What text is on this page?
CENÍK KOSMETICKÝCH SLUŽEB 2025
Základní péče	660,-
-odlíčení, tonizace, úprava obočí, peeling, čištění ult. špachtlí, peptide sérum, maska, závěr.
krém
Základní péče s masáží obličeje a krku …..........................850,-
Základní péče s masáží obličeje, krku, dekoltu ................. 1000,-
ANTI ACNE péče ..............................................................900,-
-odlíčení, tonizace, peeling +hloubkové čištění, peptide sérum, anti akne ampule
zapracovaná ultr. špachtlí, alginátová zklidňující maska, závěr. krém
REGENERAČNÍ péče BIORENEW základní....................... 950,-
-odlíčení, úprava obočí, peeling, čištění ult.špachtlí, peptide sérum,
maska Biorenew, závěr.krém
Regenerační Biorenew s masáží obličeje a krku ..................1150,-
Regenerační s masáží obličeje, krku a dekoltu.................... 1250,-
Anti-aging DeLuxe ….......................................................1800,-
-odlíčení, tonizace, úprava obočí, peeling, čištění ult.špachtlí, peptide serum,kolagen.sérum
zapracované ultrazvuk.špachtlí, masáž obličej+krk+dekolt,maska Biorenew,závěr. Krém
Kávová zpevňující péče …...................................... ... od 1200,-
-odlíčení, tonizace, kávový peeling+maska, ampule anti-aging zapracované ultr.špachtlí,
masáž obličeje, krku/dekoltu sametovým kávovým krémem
• • • •
Each line shown above must be repeated exactly.

| SOLUTION BELOW |
What text is on this page?
CENÍK KOSMETICKÝCH SLUŽEB 2025
Základní péče	660,-
-odlíčení, tonizace, úprava obočí, peeling, čištění ult. špachtlí, peptide sérum, maska, závěr.
krém
Základní péče s masáží obličeje a krku …..........................850,-
Základní péče s masáží obličeje, krku, dekoltu ................. 1000,-
ANTI ACNE péče ..............................................................900,-
-odlíčení, tonizace, peeling +hloubkové čištění, peptide sérum, anti akne ampule
zapracovaná ultr. špachtlí, alginátová zklidňující maska, závěr. krém
REGENERAČNÍ péče BIORENEW základní....................... 950,-
-odlíčení, úprava obočí, peeling, čištění ult.špachtlí, peptide sérum,
maska Biorenew, závěr.krém
Regenerační Biorenew s masáží obličeje a krku ..................1150,-
Regenerační s masáží obličeje, krku a dekoltu.................... 1250,-
Anti-aging DeLuxe ….......................................................1800,-
-odlíčení, tonizace, úprava obočí, peeling, čištění ult.špachtlí, peptide serum,kolagen.sérum
zapracované ultrazvuk.špachtlí, masáž obličej+krk+dekolt,maska Biorenew,závěr. Krém
Kávová zpevňující péče …...................................... ... od 1200,-
-odlíčení, tonizace, kávový peeling+maska, ampule anti-aging zapracované ultr.špachtlí,
masáž obličeje, krku/dekoltu sametovým kávovým krémem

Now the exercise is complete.